» **Exercise brief**
The records should be written out in full, with nothing altered.

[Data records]
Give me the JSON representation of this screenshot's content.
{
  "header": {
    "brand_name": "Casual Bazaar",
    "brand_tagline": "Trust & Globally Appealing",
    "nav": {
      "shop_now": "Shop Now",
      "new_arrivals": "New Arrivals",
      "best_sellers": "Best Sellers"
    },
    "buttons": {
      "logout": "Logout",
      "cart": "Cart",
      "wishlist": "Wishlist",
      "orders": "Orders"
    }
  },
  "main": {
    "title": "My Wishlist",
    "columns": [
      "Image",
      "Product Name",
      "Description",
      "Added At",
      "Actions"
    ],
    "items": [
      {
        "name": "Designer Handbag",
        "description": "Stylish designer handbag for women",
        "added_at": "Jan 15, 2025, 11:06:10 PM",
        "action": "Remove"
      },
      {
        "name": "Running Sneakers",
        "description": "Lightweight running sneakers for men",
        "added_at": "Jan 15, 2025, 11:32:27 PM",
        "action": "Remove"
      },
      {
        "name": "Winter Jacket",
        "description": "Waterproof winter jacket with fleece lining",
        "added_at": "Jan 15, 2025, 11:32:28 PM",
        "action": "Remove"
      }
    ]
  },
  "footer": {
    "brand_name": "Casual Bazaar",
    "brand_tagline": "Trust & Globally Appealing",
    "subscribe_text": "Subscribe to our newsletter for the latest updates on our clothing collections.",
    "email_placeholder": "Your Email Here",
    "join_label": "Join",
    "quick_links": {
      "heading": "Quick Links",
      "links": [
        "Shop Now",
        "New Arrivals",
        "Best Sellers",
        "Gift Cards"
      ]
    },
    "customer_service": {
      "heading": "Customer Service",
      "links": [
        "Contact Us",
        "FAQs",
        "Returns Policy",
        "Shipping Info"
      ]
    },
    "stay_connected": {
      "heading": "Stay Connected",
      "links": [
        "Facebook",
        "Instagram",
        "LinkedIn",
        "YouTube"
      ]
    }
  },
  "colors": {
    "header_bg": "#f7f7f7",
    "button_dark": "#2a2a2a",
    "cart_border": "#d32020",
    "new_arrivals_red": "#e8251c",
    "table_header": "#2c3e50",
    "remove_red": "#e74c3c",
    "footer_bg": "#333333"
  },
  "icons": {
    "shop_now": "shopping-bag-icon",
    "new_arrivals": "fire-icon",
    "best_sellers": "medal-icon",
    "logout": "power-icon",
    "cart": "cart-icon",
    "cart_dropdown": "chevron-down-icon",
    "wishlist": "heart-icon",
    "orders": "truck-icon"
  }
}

» **Finished exercise**
Give me the JSON representation of this screenshot's content.
{
  "header": {
    "brand_name": "Casual Bazaar",
    "brand_tagline": "Trust & Globally Appealing",
    "nav": {
      "shop_now": "Shop Now",
      "new_arrivals": "New Arrivals",
      "best_sellers": "Best Sellers"
    },
    "buttons": {
      "logout": "Logout",
      "cart": "Cart",
      "wishlist": "Wishlist",
      "orders": "Orders"
    }
  },
  "main": {
    "title": "My Wishlist",
    "columns": [
      "Image",
      "Product Name",
      "Description",
      "Added At",
      "Actions"
    ],
    "items": [
      {
        "name": "Designer Handbag",
        "description": "Stylish designer handbag for women",
        "added_at": "Jan 15, 2025, 11:06:10 PM",
        "action": "Remove"
      },
      {
        "name": "Running Sneakers",
        "description": "Lightweight running sneakers for men",
        "added_at": "Jan 15, 2025, 11:32:27 PM",
        "action": "Remove"
      },
      {
        "name": "Winter Jacket",
        "description": "Waterproof winter jacket with fleece lining",
        "added_at": "Jan 15, 2025, 11:32:28 PM",
        "action": "Remove"
      }
    ]
  },
  "footer": {
    "brand_name": "Casual Bazaar",
    "brand_tagline": "Trust & Globally Appealing",
    "subscribe_text": "Subscribe to our newsletter for the latest updates on our clothing collections.",
    "email_placeholder": "Your Email Here",
    "join_label": "Join",
    "quick_links": {
      "heading": "Quick Links",
      "links": [
        "Shop Now",
        "New Arrivals",
        "Best Sellers",
        "Gift Cards"
      ]
    },
    "customer_service": {
      "heading": "Customer Service",
      "links": [
        "Contact Us",
        "FAQs",
        "Returns Policy",
        "Shipping Info"
      ]
    },
    "stay_connected": {
      "heading": "Stay Connected",
      "links": [
        "Facebook",
        "Instagram",
        "LinkedIn",
        "YouTube"
      ]
    }
  },
  "colors": {
    "header_bg": "#f7f7f7",
    "button_dark": "#2a2a2a",
    "cart_border": "#d32020",
    "new_arrivals_red": "#e8251c",
    "table_header": "#2c3e50",
    "remove_red": "#e74c3c",
    "footer_bg": "#333333"
  },
  "icons": {
    "shop_now": "shopping-bag-icon",
    "new_arrivals": "fire-icon",
    "best_sellers": "medal-icon",
    "logout": "power-icon",
    "cart": "cart-icon",
    "cart_dropdown": "chevron-down-icon",
    "wishlist": "heart-icon",
    "orders": "truck-icon"
  }
}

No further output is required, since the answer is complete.